The problem —
Write out all lines holding the word "explotació".

------ Records shown ------

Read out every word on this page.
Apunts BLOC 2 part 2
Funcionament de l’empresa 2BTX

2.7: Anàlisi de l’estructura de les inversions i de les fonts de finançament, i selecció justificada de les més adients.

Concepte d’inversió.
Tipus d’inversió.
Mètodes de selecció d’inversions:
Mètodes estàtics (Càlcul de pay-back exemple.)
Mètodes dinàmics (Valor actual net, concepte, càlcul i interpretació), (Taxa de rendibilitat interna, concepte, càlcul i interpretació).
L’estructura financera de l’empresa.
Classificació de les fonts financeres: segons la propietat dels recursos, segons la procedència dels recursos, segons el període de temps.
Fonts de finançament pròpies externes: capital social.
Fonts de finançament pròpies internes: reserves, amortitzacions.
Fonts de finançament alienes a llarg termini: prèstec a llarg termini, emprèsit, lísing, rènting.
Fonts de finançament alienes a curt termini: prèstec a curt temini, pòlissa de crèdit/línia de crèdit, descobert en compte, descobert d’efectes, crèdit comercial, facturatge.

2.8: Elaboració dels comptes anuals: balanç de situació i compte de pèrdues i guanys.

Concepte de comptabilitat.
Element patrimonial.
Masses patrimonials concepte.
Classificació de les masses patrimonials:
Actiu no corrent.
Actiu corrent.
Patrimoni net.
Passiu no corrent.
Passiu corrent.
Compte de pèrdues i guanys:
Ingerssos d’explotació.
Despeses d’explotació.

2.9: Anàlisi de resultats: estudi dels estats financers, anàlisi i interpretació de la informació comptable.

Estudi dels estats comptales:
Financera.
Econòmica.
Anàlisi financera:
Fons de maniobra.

------

Output of the exercise —
Ingerssos d’explotació.
Despeses d’explotació.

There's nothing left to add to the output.